— Description of the task —
Draw out every line with the word "không" from the listing below.

— Excerpted data —
——————

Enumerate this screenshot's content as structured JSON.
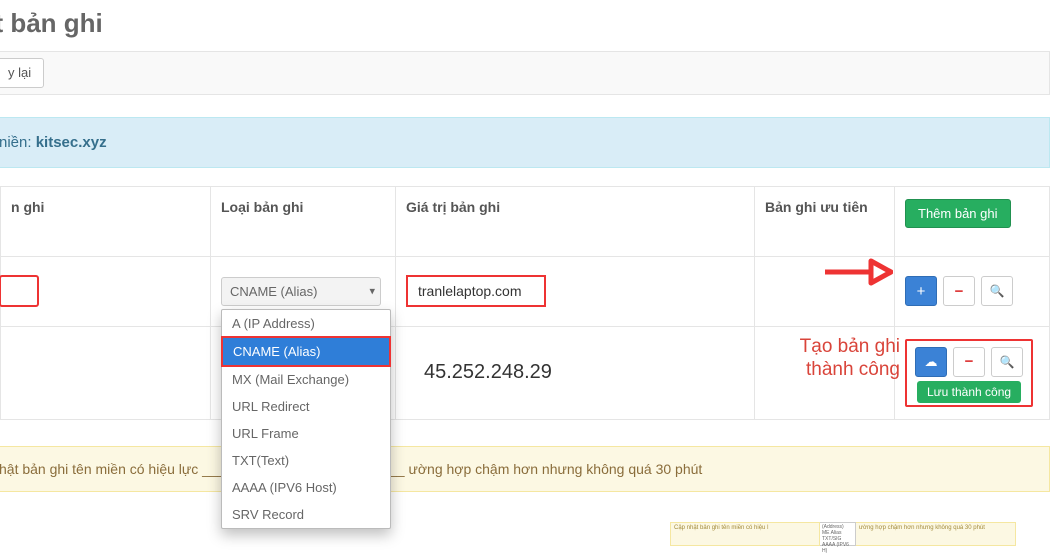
{
  "page": {
    "title": "ật bản ghi"
  },
  "toolbar": {
    "back_label": "y lại"
  },
  "domain_panel": {
    "prefix": "niền: ",
    "domain": "kitsec.xyz"
  },
  "table": {
    "headers": {
      "host": "n ghi",
      "type": "Loại bản ghi",
      "value": "Giá trị bản ghi",
      "priority": "Bản ghi ưu tiên",
      "add_button": "Thêm bản ghi"
    },
    "select_visible": "CNAME (Alias)",
    "options": [
      "A (IP Address)",
      "CNAME (Alias)",
      "MX (Mail Exchange)",
      "URL Redirect",
      "URL Frame",
      "TXT(Text)",
      "AAAA (IPV6 Host)",
      "SRV Record"
    ],
    "row1": {
      "host_value": "",
      "value_input": "tranlelaptop.com"
    },
    "row2": {
      "value_text": "45.252.248.29",
      "save_badge": "Lưu thành công"
    }
  },
  "annotations": {
    "success_text": "Tạo bản ghi\nthành công"
  },
  "icons": {
    "plus": "+",
    "minus": "−",
    "search": "🔍",
    "cloud": "☁"
  },
  "note": {
    "text": "hật bản ghi tên miền có hiệu lực ____ ______ ______ ____ ____ ường hợp chậm hơn nhưng không quá 30 phút"
  },
  "footer": {
    "panel1": "Cập nhật bản ghi tên miền có hiệu l",
    "panel2": "ường hợp chậm hơn nhưng không quá 30 phút",
    "list": [
      "(Address)",
      "ME Alias",
      "TXT/SIG",
      "AAAA (IPV6 H)"
    ]
  }
}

——————

— Exercise response —
    "text": "hật bản ghi tên miền có hiệu lực ____ ______ ______ ____ ____ ường hợp chậm hơn nhưng không quá 30 phút"
    "panel2": "ường hợp chậm hơn nhưng không quá 30 phút",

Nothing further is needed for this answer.